### WORK TO DO
Leave out the images; return the rest of the data exactly.

### ENTRIES SUPPLIED

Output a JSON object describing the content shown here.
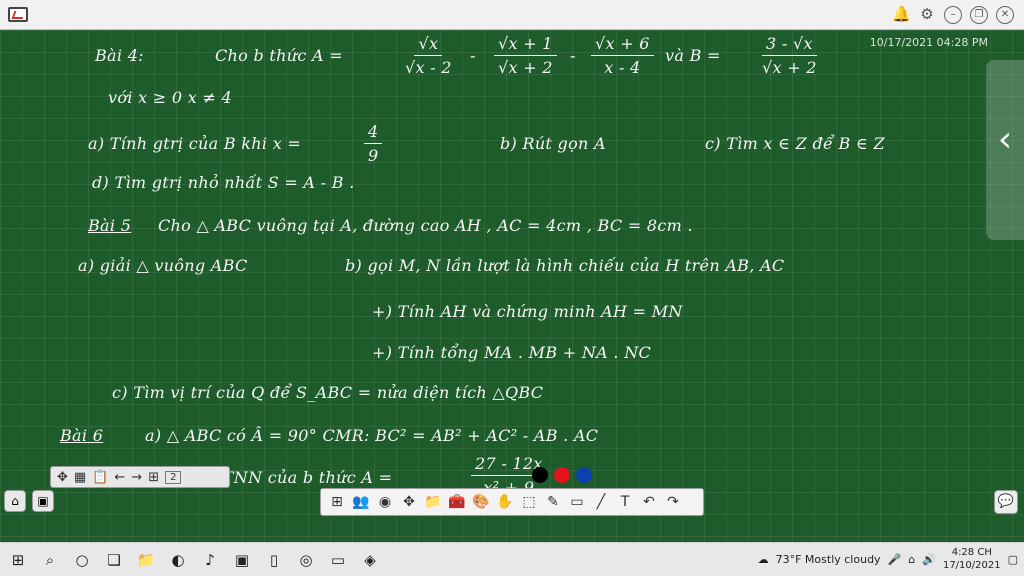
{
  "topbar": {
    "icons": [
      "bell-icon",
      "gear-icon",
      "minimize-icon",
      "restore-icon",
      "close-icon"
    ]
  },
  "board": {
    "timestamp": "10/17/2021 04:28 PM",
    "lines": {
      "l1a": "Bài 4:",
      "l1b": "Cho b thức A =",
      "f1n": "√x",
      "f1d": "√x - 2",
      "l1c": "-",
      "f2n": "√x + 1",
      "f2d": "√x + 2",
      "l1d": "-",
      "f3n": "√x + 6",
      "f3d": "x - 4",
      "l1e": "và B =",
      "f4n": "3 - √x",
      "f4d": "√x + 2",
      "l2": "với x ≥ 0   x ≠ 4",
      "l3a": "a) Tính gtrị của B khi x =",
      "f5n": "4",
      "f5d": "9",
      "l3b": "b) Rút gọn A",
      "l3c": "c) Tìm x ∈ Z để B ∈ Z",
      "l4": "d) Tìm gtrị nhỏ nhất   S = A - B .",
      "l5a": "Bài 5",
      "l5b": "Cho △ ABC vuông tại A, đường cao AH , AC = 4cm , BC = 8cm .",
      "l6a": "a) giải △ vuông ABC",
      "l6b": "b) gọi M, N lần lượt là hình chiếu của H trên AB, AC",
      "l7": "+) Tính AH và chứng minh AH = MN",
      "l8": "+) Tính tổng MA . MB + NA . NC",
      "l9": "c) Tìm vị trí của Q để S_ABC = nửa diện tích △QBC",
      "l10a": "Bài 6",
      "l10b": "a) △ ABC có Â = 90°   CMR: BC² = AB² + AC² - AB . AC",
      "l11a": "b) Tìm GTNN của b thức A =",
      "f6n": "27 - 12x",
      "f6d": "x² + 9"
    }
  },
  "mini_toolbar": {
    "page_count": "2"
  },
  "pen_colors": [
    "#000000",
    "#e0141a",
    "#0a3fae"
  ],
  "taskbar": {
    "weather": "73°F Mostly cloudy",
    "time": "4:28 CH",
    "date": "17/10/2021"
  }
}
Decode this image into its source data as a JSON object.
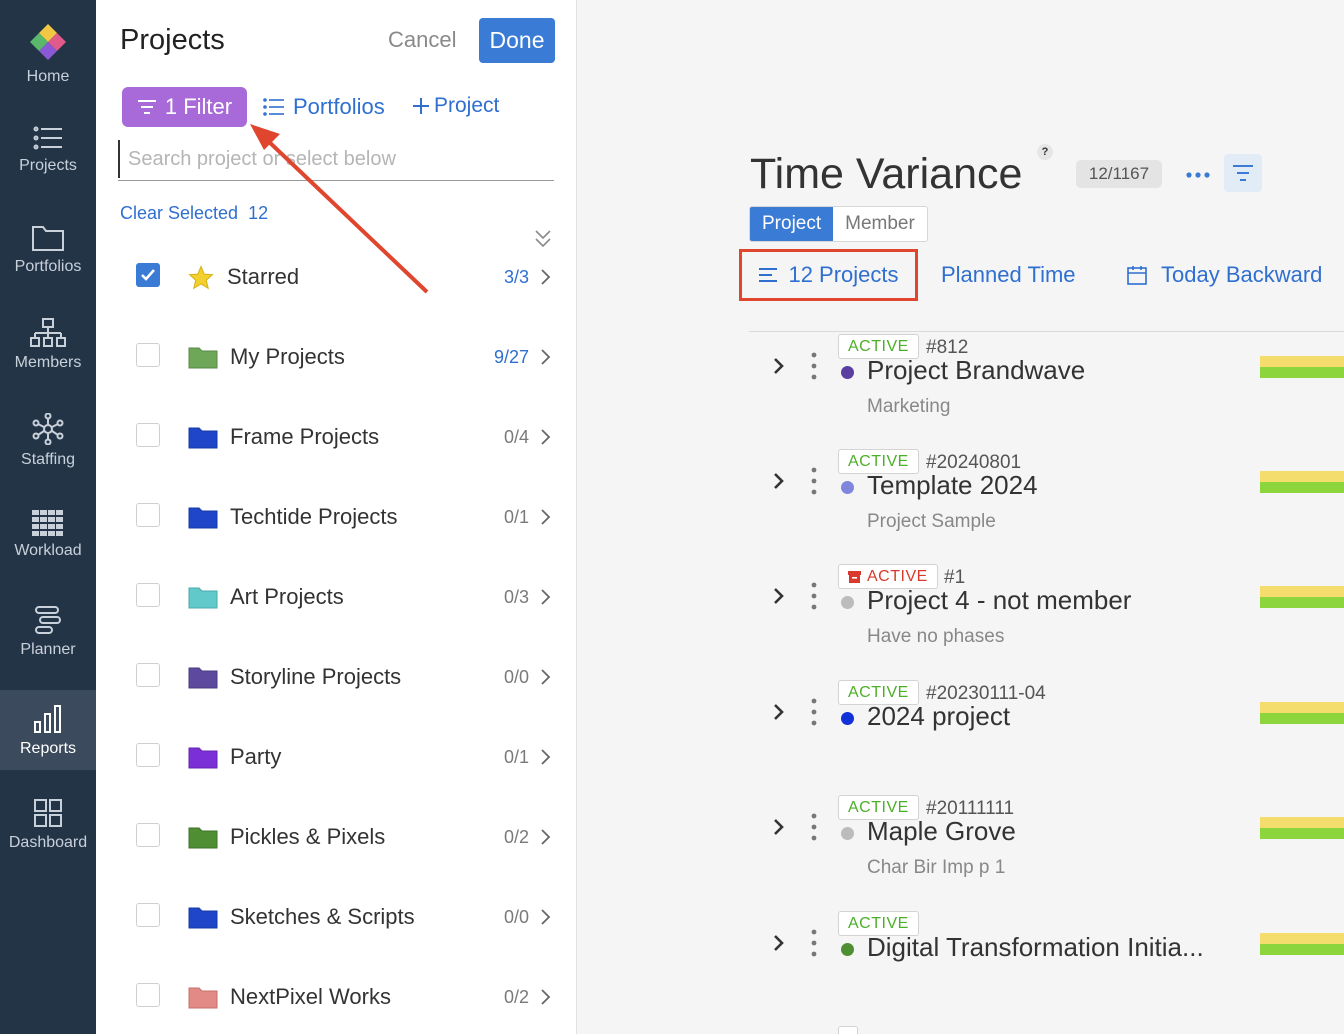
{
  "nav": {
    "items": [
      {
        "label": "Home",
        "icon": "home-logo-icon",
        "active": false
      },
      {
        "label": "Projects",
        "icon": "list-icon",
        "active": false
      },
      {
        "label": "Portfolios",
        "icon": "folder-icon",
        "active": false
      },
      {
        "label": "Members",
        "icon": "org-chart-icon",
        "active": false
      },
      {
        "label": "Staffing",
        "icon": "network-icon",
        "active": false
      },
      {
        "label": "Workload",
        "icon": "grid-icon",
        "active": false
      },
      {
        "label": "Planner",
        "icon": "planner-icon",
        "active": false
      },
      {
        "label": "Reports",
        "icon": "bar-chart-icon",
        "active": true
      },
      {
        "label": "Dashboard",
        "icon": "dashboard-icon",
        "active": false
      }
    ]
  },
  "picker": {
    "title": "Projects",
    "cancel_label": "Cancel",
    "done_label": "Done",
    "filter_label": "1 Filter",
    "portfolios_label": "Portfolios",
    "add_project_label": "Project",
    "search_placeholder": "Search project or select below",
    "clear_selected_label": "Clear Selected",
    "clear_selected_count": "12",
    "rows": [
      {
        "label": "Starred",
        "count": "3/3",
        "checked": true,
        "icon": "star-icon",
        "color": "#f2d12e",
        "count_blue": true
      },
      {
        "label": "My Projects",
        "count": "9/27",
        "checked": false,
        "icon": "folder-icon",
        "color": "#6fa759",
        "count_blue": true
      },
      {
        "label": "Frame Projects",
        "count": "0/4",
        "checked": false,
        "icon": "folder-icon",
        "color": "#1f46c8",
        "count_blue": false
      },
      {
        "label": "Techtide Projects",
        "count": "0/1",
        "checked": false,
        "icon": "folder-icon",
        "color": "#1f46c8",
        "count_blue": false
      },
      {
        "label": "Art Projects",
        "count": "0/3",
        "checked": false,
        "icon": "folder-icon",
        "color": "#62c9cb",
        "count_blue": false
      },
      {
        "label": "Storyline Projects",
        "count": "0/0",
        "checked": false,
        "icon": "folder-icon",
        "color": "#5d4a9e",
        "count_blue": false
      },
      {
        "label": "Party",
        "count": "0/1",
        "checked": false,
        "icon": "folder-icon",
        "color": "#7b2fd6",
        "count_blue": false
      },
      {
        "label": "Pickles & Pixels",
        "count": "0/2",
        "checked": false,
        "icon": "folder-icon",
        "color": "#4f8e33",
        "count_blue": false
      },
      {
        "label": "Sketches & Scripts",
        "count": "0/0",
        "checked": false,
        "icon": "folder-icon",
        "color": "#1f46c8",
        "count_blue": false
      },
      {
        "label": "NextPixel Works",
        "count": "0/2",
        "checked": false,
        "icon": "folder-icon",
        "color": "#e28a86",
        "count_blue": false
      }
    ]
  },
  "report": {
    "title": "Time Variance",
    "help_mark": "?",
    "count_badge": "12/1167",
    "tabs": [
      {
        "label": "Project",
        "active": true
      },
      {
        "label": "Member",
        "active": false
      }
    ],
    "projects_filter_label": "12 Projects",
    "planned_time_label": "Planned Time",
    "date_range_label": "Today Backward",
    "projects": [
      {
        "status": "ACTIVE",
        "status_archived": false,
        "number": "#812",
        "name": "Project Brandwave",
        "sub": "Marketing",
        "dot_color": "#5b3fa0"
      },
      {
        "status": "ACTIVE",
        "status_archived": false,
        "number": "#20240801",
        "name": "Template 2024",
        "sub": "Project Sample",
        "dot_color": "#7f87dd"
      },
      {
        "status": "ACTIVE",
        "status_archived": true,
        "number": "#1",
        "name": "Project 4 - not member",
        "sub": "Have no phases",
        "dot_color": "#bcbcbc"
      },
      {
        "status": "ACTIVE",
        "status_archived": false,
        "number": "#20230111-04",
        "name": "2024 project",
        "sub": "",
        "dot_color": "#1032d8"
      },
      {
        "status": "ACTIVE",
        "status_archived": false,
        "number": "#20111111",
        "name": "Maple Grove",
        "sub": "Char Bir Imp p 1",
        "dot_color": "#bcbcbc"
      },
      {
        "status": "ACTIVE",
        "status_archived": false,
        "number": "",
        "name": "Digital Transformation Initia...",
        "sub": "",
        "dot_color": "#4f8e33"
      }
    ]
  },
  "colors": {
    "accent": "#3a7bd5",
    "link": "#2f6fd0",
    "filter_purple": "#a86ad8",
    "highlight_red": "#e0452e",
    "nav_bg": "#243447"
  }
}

### RESULT OF THE EXERCISE
Output a JSON object describing the content shown here.
{
  "topbar": {
    "icons": [
      "bell-icon",
      "gear-icon",
      "minimize-icon",
      "restore-icon",
      "close-icon"
    ]
  },
  "board": {
    "timestamp": "10/17/2021 04:28 PM",
    "lines": {
      "l1a": "Bài 4:",
      "l1b": "Cho b thức A =",
      "f1n": "√x",
      "f1d": "√x - 2",
      "l1c": "-",
      "f2n": "√x + 1",
      "f2d": "√x + 2",
      "l1d": "-",
      "f3n": "√x + 6",
      "f3d": "x - 4",
      "l1e": "và B =",
      "f4n": "3 - √x",
      "f4d": "√x + 2",
      "l2": "với x ≥ 0   x ≠ 4",
      "l3a": "a) Tính gtrị của B khi x =",
      "f5n": "4",
      "f5d": "9",
      "l3b": "b) Rút gọn A",
      "l3c": "c) Tìm x ∈ Z để B ∈ Z",
      "l4": "d) Tìm gtrị nhỏ nhất   S = A - B .",
      "l5a": "Bài 5",
      "l5b": "Cho △ ABC vuông tại A, đường cao AH , AC = 4cm , BC = 8cm .",
      "l6a": "a) giải △ vuông ABC",
      "l6b": "b) gọi M, N lần lượt là hình chiếu của H trên AB, AC",
      "l7": "+) Tính AH và chứng minh AH = MN",
      "l8": "+) Tính tổng MA . MB + NA . NC",
      "l9": "c) Tìm vị trí của Q để S_ABC = nửa diện tích △QBC",
      "l10a": "Bài 6",
      "l10b": "a) △ ABC có Â = 90°   CMR: BC² = AB² + AC² - AB . AC",
      "l11a": "b) Tìm GTNN của b thức A =",
      "f6n": "27 - 12x",
      "f6d": "x² + 9"
    }
  },
  "mini_toolbar": {
    "page_count": "2"
  },
  "pen_colors": [
    "#000000",
    "#e0141a",
    "#0a3fae"
  ],
  "taskbar": {
    "weather": "73°F Mostly cloudy",
    "time": "4:28 CH",
    "date": "17/10/2021"
  }
}
Decode this image into its source data as a JSON object.
{
  "nav": {
    "items": [
      {
        "label": "Home",
        "icon": "home-logo-icon",
        "active": false
      },
      {
        "label": "Projects",
        "icon": "list-icon",
        "active": false
      },
      {
        "label": "Portfolios",
        "icon": "folder-icon",
        "active": false
      },
      {
        "label": "Members",
        "icon": "org-chart-icon",
        "active": false
      },
      {
        "label": "Staffing",
        "icon": "network-icon",
        "active": false
      },
      {
        "label": "Workload",
        "icon": "grid-icon",
        "active": false
      },
      {
        "label": "Planner",
        "icon": "planner-icon",
        "active": false
      },
      {
        "label": "Reports",
        "icon": "bar-chart-icon",
        "active": true
      },
      {
        "label": "Dashboard",
        "icon": "dashboard-icon",
        "active": false
      }
    ]
  },
  "picker": {
    "title": "Projects",
    "cancel_label": "Cancel",
    "done_label": "Done",
    "filter_label": "1 Filter",
    "portfolios_label": "Portfolios",
    "add_project_label": "Project",
    "search_placeholder": "Search project or select below",
    "clear_selected_label": "Clear Selected",
    "clear_selected_count": "12",
    "rows": [
      {
        "label": "Starred",
        "count": "3/3",
        "checked": true,
        "icon": "star-icon",
        "color": "#f2d12e",
        "count_blue": true
      },
      {
        "label": "My Projects",
        "count": "9/27",
        "checked": false,
        "icon": "folder-icon",
        "color": "#6fa759",
        "count_blue": true
      },
      {
        "label": "Frame Projects",
        "count": "0/4",
        "checked": false,
        "icon": "folder-icon",
        "color": "#1f46c8",
        "count_blue": false
      },
      {
        "label": "Techtide Projects",
        "count": "0/1",
        "checked": false,
        "icon": "folder-icon",
        "color": "#1f46c8",
        "count_blue": false
      },
      {
        "label": "Art Projects",
        "count": "0/3",
        "checked": false,
        "icon": "folder-icon",
        "color": "#62c9cb",
        "count_blue": false
      },
      {
        "label": "Storyline Projects",
        "count": "0/0",
        "checked": false,
        "icon": "folder-icon",
        "color": "#5d4a9e",
        "count_blue": false
      },
      {
        "label": "Party",
        "count": "0/1",
        "checked": false,
        "icon": "folder-icon",
        "color": "#7b2fd6",
        "count_blue": false
      },
      {
        "label": "Pickles & Pixels",
        "count": "0/2",
        "checked": false,
        "icon": "folder-icon",
        "color": "#4f8e33",
        "count_blue": false
      },
      {
        "label": "Sketches & Scripts",
        "count": "0/0",
        "checked": false,
        "icon": "folder-icon",
        "color": "#1f46c8",
        "count_blue": false
      },
      {
        "label": "NextPixel Works",
        "count": "0/2",
        "checked": false,
        "icon": "folder-icon",
        "color": "#e28a86",
        "count_blue": false
      }
    ]
  },
  "report": {
    "title": "Time Variance",
    "help_mark": "?",
    "count_badge": "12/1167",
    "tabs": [
      {
        "label": "Project",
        "active": true
      },
      {
        "label": "Member",
        "active": false
      }
    ],
    "projects_filter_label": "12 Projects",
    "planned_time_label": "Planned Time",
    "date_range_label": "Today Backward",
    "projects": [
      {
        "status": "ACTIVE",
        "status_archived": false,
        "number": "#812",
        "name": "Project Brandwave",
        "sub": "Marketing",
        "dot_color": "#5b3fa0"
      },
      {
        "status": "ACTIVE",
        "status_archived": false,
        "number": "#20240801",
        "name": "Template 2024",
        "sub": "Project Sample",
        "dot_color": "#7f87dd"
      },
      {
        "status": "ACTIVE",
        "status_archived": true,
        "number": "#1",
        "name": "Project 4 - not member",
        "sub": "Have no phases",
        "dot_color": "#bcbcbc"
      },
      {
        "status": "ACTIVE",
        "status_archived": false,
        "number": "#20230111-04",
        "name": "2024 project",
        "sub": "",
        "dot_color": "#1032d8"
      },
      {
        "status": "ACTIVE",
        "status_archived": false,
        "number": "#20111111",
        "name": "Maple Grove",
        "sub": "Char Bir Imp p 1",
        "dot_color": "#bcbcbc"
      },
      {
        "status": "ACTIVE",
        "status_archived": false,
        "number": "",
        "name": "Digital Transformation Initia...",
        "sub": "",
        "dot_color": "#4f8e33"
      }
    ]
  },
  "colors": {
    "accent": "#3a7bd5",
    "link": "#2f6fd0",
    "filter_purple": "#a86ad8",
    "highlight_red": "#e0452e",
    "nav_bg": "#243447"
  }
}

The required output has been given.